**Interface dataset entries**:
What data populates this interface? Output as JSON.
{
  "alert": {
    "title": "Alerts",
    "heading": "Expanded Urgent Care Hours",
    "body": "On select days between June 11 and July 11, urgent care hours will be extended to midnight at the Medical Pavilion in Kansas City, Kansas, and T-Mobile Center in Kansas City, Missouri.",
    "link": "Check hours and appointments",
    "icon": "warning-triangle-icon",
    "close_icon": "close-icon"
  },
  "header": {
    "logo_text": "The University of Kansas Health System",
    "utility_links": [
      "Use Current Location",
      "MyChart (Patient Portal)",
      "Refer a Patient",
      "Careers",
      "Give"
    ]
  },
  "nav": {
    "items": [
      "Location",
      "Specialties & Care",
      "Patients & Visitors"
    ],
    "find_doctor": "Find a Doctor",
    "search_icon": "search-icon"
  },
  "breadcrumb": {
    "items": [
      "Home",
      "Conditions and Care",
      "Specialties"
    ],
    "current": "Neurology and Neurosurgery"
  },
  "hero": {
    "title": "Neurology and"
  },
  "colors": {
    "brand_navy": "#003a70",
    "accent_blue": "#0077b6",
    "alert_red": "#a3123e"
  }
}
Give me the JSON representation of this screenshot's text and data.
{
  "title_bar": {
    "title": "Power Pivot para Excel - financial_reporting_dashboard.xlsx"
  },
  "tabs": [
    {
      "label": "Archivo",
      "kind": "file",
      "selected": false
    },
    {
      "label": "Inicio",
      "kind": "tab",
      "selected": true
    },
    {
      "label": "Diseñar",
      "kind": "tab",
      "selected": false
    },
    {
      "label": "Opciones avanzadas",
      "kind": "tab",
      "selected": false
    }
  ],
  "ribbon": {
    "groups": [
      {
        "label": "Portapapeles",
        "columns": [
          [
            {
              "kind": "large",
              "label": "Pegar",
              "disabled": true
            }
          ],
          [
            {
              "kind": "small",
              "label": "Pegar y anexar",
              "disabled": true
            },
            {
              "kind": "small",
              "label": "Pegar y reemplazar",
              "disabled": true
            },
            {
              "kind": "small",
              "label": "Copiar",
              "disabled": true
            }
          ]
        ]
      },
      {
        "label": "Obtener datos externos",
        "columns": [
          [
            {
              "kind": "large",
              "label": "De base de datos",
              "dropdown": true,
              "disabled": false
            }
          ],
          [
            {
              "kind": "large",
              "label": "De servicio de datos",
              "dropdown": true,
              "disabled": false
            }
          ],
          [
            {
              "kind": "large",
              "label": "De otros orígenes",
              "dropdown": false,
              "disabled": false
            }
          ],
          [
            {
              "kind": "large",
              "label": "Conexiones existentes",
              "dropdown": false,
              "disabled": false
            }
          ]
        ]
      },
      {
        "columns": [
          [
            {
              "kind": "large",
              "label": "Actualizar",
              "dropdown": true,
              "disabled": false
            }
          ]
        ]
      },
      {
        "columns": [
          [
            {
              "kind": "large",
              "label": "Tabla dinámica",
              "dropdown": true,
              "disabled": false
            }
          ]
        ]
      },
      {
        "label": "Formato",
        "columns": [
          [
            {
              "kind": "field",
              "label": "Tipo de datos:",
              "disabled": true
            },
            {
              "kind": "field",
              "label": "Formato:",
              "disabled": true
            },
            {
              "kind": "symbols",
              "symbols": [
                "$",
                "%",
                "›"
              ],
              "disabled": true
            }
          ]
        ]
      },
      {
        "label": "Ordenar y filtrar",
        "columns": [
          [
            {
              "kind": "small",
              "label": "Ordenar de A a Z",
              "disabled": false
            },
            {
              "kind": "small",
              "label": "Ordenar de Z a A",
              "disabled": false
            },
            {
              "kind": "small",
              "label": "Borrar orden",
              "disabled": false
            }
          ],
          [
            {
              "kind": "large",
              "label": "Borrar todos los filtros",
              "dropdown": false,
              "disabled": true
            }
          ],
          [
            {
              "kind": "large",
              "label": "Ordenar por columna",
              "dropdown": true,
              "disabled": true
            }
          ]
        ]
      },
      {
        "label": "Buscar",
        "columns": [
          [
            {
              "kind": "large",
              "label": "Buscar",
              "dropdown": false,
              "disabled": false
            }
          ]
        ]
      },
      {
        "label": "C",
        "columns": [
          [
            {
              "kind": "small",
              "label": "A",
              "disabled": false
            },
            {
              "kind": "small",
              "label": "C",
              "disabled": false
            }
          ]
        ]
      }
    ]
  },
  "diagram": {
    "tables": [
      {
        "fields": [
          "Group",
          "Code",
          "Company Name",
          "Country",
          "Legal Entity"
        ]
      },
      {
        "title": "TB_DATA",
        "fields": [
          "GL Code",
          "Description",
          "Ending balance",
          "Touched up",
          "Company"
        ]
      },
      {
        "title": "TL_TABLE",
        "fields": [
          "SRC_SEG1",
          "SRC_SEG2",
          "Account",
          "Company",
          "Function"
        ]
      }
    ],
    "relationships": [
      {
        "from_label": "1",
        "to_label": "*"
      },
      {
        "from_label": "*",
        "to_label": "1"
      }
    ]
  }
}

**EXERCISE DESCRIPTION**:
Compute how many lines of the records above hold the string "icon". Give the number with no other output.

**TASK SOLUTION**:
3